### Dataset entries

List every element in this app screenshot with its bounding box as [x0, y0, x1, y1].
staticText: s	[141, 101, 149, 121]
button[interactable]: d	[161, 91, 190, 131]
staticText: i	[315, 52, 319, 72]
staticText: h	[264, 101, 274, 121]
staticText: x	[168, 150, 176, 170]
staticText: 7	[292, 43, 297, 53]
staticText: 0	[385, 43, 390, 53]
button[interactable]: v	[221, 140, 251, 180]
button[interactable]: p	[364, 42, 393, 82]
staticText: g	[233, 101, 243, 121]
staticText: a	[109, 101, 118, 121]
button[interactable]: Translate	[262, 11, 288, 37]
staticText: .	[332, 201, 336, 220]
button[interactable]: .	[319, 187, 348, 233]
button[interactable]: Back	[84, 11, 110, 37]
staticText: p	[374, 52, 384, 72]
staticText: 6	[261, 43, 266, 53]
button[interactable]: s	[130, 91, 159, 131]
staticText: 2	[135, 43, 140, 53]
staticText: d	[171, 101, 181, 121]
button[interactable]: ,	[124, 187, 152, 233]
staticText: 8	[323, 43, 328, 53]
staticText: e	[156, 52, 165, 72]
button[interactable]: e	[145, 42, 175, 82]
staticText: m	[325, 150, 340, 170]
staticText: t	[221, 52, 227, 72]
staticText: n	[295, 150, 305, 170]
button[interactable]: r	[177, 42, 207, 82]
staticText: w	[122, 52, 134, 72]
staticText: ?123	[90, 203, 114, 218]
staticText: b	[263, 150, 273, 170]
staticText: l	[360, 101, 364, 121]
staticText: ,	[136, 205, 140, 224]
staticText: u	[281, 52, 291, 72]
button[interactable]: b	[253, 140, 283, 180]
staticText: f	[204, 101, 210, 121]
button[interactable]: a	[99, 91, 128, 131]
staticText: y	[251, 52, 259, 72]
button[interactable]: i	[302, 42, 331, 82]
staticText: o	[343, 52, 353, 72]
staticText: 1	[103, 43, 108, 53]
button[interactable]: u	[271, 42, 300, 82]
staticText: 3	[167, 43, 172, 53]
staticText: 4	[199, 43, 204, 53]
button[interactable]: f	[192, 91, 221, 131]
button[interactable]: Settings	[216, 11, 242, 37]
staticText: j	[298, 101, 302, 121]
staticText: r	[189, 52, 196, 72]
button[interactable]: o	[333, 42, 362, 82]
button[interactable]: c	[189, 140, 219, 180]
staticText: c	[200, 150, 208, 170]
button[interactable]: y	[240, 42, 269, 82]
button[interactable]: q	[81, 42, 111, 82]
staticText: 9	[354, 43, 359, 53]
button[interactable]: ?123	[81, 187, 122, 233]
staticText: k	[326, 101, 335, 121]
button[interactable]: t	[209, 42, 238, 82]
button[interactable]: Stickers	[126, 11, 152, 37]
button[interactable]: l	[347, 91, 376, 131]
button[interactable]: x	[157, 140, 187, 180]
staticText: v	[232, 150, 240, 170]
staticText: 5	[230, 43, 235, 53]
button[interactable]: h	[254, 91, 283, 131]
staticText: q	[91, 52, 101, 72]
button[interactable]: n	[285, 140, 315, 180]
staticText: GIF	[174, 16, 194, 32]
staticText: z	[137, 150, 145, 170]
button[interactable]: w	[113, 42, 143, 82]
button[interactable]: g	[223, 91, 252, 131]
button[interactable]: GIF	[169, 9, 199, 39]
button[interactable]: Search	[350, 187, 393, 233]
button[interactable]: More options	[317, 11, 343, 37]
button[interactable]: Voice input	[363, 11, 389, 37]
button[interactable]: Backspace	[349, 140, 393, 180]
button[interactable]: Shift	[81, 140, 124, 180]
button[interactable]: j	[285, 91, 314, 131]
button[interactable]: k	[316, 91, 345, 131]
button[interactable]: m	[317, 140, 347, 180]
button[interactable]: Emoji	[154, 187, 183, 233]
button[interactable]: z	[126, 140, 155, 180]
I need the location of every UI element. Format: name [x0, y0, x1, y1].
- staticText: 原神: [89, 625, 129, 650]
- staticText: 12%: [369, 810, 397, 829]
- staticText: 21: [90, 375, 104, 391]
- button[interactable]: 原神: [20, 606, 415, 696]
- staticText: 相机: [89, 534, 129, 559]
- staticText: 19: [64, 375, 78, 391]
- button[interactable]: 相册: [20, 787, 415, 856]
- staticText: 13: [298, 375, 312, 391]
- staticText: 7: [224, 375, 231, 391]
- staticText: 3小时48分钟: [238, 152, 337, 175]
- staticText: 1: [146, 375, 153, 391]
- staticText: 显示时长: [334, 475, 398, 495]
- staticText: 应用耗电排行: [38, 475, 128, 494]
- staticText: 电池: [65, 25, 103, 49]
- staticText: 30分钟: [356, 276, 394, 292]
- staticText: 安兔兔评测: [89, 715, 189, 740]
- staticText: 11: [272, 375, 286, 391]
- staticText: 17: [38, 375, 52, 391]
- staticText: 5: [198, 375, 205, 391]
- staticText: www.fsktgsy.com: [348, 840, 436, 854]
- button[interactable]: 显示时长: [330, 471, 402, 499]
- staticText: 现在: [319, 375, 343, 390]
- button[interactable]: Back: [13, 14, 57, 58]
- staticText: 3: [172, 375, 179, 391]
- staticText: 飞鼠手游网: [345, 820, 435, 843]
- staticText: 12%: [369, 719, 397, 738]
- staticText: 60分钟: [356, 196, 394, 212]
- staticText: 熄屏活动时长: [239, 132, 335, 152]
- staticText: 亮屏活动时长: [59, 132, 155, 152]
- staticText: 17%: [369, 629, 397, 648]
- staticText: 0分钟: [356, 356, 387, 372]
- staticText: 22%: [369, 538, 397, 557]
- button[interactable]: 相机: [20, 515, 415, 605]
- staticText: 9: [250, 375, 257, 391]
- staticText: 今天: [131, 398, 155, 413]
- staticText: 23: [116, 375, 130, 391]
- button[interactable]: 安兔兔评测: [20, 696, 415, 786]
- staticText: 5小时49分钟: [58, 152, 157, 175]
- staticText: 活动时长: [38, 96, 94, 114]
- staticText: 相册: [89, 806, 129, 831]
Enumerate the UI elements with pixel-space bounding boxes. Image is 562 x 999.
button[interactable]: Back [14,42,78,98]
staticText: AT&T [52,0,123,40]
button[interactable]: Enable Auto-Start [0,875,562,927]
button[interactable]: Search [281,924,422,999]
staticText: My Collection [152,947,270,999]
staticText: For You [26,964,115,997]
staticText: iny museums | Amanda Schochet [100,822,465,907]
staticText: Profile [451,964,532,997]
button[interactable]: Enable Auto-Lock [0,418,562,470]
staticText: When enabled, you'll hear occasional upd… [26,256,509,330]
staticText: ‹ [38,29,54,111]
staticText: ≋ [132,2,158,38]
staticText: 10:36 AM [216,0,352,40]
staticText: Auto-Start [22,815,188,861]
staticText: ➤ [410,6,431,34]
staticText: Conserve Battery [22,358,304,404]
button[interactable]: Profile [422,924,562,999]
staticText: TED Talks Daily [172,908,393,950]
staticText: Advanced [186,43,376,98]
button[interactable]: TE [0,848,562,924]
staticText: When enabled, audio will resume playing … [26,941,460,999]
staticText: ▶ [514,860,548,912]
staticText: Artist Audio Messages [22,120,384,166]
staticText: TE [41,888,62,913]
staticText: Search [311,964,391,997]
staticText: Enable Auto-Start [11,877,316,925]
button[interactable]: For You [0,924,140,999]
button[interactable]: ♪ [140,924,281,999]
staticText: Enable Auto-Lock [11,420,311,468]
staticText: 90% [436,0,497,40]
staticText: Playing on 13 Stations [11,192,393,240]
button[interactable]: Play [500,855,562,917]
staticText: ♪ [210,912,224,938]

### Goal of the exercise
Count the lines in the items above that contain the word "every", matching case exactly, and reply with only the number.

### Worked solution
2